-- begin Source data --
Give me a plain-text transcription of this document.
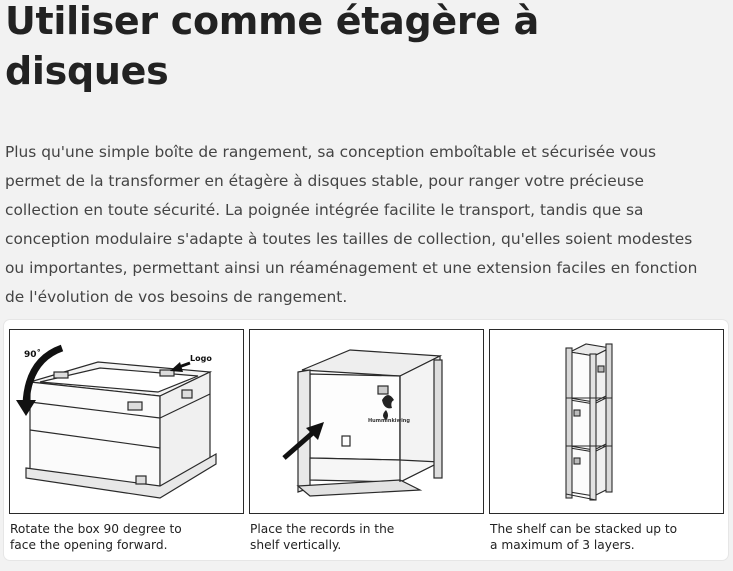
Utiliser comme étagère à
disques

Plus qu'une simple boîte de rangement, sa conception emboîtable et sécurisée vous
permet de la transformer en étagère à disques stable, pour ranger votre précieuse
collection en toute sécurité. La poignée intégrée facilite le transport, tandis que sa
conception modulaire s'adapte à toutes les tailles de collection, qu'elles soient modestes
ou importantes, permettant ainsi un réaménagement et une extension faciles en fonction
de l'évolution de vos besoins de rangement.

90˚	Logo
Humminkiwing
Rotate the box 90 degree to
face the opening forward.
Place the records in the
shelf vertically.
The shelf can be stacked up to
a maximum of 3 layers.
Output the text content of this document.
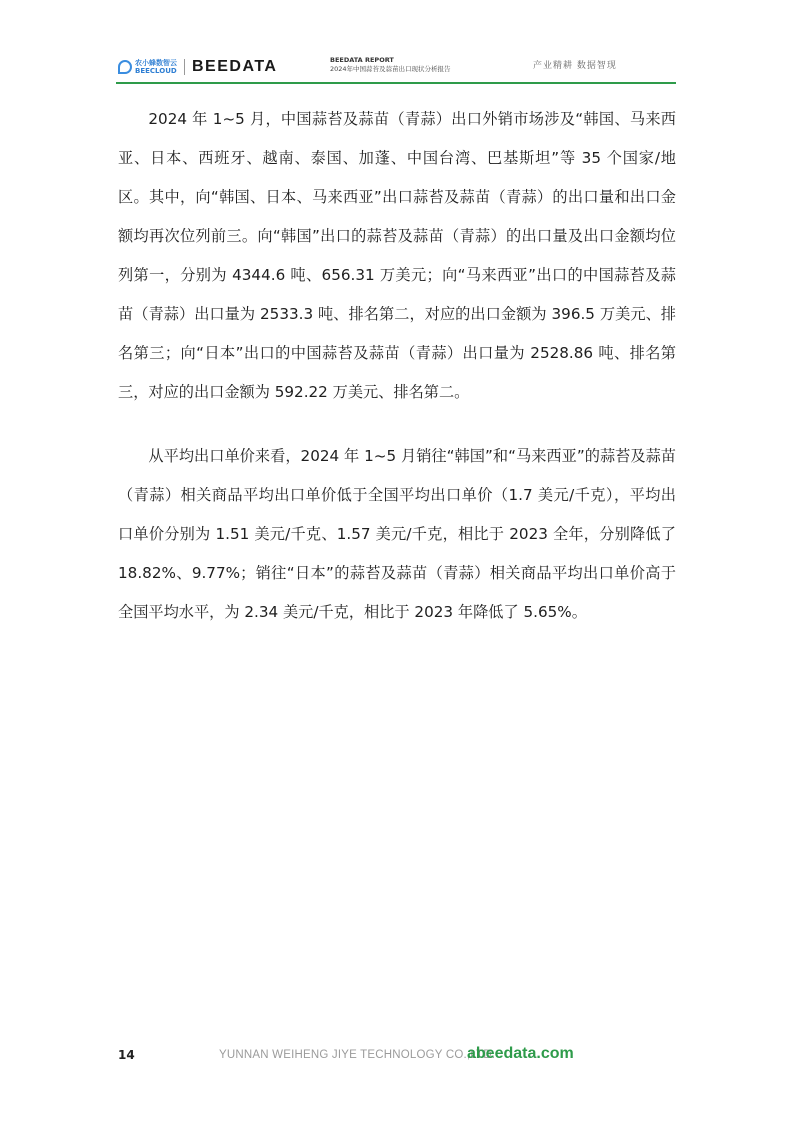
农小蜂数智云
BEECLOUD BEEDATA	BEEDATA REPORT
2024年中国蒜苔及蒜苗出口现状分析报告	产业精耕 数据智现

2024 年 1~5 月，中国蒜苔及蒜苗（青蒜）出口外销市场涉及“韩国、马来西亚、日本、西班牙、越南、泰国、加蓬、中国台湾、巴基斯坦”等 35 个国家/地区。其中，向“韩国、日本、马来西亚”出口蒜苔及蒜苗（青蒜）的出口量和出口金额均再次位列前三。向“韩国”出口的蒜苔及蒜苗（青蒜）的出口量及出口金额均位列第一，分别为 4344.6 吨、656.31 万美元；向“马来西亚”出口的中国蒜苔及蒜苗（青蒜）出口量为 2533.3 吨、排名第二，对应的出口金额为 396.5 万美元、排名第三；向“日本”出口的中国蒜苔及蒜苗（青蒜）出口量为 2528.86 吨、排名第三，对应的出口金额为 592.22 万美元、排名第二。

从平均出口单价来看，2024 年 1~5 月销往“韩国”和“马来西亚”的蒜苔及蒜苗（青蒜）相关商品平均出口单价低于全国平均出口单价（1.7 美元/千克），平均出口单价分别为 1.51 美元/千克、1.57 美元/千克，相比于 2023 全年，分别降低了 18.82%、9.77%；销往“日本”的蒜苔及蒜苗（青蒜）相关商品平均出口单价高于全国平均水平，为 2.34 美元/千克，相比于 2023 年降低了 5.65%。

14	YUNNAN WEIHENG JIYE TECHNOLOGY CO.,LTD.
abeedata.com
-- end Source data --
Exercise instructions:
Search the lines for the string "collection" and copy every line that has it.

Output below:
collection en toute sécurité. La poignée intégrée facilite le transport, tandis que sa
conception modulaire s'adapte à toutes les tailles de collection, qu'elles soient modestes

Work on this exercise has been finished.